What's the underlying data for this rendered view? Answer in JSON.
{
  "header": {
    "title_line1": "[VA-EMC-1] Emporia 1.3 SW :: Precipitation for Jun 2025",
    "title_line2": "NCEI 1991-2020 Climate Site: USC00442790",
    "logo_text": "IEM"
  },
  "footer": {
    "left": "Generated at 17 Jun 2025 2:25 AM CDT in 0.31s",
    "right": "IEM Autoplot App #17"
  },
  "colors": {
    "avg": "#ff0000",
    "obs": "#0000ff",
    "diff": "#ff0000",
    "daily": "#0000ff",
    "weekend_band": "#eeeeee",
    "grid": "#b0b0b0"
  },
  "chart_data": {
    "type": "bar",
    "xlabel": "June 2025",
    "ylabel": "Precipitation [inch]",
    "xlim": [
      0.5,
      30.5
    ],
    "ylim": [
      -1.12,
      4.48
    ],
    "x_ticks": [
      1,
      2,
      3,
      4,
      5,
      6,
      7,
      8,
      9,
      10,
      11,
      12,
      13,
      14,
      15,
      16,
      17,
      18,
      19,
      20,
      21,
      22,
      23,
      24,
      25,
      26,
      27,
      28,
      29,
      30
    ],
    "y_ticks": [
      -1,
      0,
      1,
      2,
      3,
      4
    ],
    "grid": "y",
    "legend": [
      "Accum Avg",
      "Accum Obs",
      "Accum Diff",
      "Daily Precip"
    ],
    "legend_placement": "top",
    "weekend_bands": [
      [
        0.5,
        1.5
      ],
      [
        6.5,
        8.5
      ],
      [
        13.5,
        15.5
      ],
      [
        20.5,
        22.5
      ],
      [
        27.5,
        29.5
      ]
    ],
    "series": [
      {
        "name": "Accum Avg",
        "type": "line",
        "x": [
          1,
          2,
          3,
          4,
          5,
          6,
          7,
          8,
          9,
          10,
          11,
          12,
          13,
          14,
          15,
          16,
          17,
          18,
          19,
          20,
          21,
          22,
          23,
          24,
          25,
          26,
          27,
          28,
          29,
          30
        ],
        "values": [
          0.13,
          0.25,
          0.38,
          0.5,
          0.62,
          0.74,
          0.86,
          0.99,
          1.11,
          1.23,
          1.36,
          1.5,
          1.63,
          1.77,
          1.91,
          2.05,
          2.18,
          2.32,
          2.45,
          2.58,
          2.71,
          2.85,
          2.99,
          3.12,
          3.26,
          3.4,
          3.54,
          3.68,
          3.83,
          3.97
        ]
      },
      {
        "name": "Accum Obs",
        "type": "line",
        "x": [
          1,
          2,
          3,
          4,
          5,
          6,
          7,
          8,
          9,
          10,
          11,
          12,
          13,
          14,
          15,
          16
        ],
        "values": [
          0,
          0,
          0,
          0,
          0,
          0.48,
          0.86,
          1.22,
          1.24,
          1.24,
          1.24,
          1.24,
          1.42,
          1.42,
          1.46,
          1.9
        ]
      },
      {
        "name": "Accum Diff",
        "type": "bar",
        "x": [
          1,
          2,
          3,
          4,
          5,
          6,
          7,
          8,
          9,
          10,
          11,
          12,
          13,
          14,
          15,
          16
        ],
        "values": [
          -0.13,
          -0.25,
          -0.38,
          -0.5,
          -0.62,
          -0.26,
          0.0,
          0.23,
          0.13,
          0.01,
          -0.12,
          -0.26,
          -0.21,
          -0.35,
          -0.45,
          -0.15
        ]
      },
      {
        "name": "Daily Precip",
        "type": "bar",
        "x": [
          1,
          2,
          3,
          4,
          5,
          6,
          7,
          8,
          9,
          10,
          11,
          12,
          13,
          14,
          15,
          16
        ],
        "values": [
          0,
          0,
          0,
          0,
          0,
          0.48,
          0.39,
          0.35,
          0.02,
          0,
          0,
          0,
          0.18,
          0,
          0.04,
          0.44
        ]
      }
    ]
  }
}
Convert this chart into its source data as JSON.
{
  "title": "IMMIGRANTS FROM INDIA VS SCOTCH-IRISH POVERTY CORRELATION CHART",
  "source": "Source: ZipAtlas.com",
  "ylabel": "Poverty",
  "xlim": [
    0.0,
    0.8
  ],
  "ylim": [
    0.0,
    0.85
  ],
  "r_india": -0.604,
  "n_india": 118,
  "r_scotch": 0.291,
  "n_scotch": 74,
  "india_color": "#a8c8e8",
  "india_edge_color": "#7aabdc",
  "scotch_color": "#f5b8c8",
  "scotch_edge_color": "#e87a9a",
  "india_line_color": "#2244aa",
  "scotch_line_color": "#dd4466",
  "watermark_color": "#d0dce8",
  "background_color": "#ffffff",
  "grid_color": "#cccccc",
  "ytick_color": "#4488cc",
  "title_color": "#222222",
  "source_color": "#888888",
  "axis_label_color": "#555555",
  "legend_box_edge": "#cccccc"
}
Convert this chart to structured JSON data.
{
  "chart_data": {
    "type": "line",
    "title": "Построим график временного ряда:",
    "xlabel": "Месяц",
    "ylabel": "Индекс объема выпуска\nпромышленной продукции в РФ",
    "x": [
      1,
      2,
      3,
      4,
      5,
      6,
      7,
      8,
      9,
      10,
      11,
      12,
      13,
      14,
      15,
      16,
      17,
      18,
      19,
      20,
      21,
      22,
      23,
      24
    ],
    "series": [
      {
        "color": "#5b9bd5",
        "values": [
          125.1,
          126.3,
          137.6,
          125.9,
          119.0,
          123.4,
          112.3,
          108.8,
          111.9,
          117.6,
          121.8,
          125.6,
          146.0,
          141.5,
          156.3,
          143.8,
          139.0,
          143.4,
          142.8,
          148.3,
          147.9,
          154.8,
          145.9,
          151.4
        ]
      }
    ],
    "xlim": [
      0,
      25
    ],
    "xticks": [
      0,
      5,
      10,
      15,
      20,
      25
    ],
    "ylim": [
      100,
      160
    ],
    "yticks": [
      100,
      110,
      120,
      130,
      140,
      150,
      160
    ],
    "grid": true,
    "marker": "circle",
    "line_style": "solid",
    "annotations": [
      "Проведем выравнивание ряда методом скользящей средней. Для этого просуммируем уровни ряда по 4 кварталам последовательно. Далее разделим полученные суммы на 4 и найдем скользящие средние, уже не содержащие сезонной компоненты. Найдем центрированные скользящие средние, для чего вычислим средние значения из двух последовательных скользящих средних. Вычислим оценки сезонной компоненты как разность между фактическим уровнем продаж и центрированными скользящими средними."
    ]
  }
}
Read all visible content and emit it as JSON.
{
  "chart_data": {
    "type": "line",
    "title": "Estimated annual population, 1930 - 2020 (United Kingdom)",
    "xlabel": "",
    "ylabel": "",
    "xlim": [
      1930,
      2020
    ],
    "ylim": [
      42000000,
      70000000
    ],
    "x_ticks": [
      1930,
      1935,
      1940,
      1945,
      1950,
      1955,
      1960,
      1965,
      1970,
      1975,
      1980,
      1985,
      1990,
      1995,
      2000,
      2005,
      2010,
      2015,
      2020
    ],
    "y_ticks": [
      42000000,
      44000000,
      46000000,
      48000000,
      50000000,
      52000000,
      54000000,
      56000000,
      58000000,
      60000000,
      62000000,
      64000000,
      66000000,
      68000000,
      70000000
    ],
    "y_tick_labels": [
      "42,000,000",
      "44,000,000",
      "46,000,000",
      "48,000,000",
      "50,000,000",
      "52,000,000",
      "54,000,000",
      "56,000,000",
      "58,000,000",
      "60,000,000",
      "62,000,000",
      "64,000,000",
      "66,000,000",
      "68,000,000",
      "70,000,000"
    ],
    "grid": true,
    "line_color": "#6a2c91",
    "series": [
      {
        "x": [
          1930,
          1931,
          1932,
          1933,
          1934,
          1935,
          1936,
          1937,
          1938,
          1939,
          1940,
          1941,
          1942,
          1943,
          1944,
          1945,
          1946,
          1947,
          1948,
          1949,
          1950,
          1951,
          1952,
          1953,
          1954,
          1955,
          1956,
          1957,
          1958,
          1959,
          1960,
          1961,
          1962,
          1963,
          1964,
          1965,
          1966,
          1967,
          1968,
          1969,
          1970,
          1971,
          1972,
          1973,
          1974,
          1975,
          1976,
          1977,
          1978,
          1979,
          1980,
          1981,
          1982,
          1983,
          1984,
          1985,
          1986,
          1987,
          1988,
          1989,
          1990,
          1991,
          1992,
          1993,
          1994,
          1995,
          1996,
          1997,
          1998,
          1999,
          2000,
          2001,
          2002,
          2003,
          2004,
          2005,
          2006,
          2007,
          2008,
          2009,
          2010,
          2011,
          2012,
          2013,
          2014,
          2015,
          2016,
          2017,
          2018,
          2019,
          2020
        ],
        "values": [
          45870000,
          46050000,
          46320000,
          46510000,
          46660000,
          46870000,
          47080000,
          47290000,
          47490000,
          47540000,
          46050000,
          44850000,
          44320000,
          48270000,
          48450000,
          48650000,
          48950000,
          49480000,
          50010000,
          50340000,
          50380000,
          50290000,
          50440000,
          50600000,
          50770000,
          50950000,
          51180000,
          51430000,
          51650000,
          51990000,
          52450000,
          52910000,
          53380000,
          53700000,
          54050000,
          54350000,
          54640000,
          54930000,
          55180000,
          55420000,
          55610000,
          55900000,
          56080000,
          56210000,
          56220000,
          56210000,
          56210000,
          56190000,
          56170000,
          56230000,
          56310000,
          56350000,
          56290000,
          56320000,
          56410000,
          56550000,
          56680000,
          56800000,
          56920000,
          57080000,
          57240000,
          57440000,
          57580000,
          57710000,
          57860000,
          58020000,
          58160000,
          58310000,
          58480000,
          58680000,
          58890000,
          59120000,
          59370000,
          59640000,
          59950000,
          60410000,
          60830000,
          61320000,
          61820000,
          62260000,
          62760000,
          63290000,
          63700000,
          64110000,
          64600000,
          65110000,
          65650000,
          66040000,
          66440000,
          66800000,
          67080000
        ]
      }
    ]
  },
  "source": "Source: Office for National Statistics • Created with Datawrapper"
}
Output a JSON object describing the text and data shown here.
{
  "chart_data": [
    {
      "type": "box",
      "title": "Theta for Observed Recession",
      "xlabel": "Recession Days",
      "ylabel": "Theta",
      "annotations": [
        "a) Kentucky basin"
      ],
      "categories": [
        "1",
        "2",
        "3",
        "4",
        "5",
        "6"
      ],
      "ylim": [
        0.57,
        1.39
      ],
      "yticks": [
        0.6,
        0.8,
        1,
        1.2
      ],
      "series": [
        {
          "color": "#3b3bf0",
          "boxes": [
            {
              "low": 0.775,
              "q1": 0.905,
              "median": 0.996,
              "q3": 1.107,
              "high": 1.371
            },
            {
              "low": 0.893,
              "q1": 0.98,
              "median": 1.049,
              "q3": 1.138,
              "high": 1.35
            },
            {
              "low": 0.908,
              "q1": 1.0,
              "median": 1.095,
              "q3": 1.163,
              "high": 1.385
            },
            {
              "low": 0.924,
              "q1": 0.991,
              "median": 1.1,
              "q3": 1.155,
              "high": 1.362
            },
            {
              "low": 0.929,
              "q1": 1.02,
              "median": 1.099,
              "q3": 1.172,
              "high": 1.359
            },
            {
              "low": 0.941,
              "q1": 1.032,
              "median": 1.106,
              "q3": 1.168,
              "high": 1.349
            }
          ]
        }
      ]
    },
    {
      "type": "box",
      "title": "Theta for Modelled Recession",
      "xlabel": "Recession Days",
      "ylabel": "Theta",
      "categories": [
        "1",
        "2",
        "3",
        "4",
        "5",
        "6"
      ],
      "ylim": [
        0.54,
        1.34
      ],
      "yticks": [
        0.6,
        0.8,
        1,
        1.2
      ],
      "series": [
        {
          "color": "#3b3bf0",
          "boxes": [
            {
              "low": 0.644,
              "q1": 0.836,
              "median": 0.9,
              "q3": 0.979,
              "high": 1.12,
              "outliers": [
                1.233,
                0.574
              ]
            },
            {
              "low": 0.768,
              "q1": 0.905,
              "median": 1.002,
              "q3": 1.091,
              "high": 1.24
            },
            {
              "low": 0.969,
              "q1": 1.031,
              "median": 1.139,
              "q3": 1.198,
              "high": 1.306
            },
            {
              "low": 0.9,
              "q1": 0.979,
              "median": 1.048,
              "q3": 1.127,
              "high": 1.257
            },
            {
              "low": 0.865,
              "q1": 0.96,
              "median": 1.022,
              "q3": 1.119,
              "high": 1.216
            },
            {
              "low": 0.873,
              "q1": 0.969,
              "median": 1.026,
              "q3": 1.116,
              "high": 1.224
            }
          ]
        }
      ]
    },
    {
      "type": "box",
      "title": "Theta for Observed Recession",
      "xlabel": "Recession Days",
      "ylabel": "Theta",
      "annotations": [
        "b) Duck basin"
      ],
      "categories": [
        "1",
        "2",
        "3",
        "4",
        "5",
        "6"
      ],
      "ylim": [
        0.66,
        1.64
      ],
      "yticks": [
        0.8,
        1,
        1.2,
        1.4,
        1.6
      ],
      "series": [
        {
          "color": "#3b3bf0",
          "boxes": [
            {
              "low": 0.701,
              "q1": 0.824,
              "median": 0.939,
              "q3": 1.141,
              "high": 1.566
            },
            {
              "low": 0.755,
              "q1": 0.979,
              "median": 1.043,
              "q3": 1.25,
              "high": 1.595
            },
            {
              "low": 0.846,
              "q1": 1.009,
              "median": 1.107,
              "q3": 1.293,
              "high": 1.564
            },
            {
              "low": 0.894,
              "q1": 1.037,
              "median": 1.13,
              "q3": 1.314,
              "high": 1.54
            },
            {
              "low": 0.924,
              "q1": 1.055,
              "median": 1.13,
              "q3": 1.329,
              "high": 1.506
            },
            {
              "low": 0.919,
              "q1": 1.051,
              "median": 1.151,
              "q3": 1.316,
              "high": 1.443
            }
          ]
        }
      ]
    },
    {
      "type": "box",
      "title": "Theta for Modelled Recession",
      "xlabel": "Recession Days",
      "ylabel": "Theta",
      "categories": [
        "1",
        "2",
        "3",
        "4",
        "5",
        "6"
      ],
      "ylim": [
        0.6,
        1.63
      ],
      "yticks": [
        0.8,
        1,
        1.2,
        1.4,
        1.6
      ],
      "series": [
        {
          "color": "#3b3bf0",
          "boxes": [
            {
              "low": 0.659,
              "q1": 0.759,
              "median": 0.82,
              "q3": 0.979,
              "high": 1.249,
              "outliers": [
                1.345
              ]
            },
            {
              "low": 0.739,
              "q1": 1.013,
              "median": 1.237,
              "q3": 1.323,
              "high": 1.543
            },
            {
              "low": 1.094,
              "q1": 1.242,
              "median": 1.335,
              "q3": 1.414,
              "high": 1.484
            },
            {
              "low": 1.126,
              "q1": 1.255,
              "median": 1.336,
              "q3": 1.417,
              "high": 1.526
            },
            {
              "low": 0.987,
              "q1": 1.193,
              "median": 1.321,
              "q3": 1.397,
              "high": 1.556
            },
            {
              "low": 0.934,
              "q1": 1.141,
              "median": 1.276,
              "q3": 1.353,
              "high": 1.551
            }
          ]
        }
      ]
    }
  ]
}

=====

## [WHAT THE TASK REQUIRES]
Report how many lines of the records above contain the word "cccccc", giving only the number.

## [EXPECTED ANSWER]
2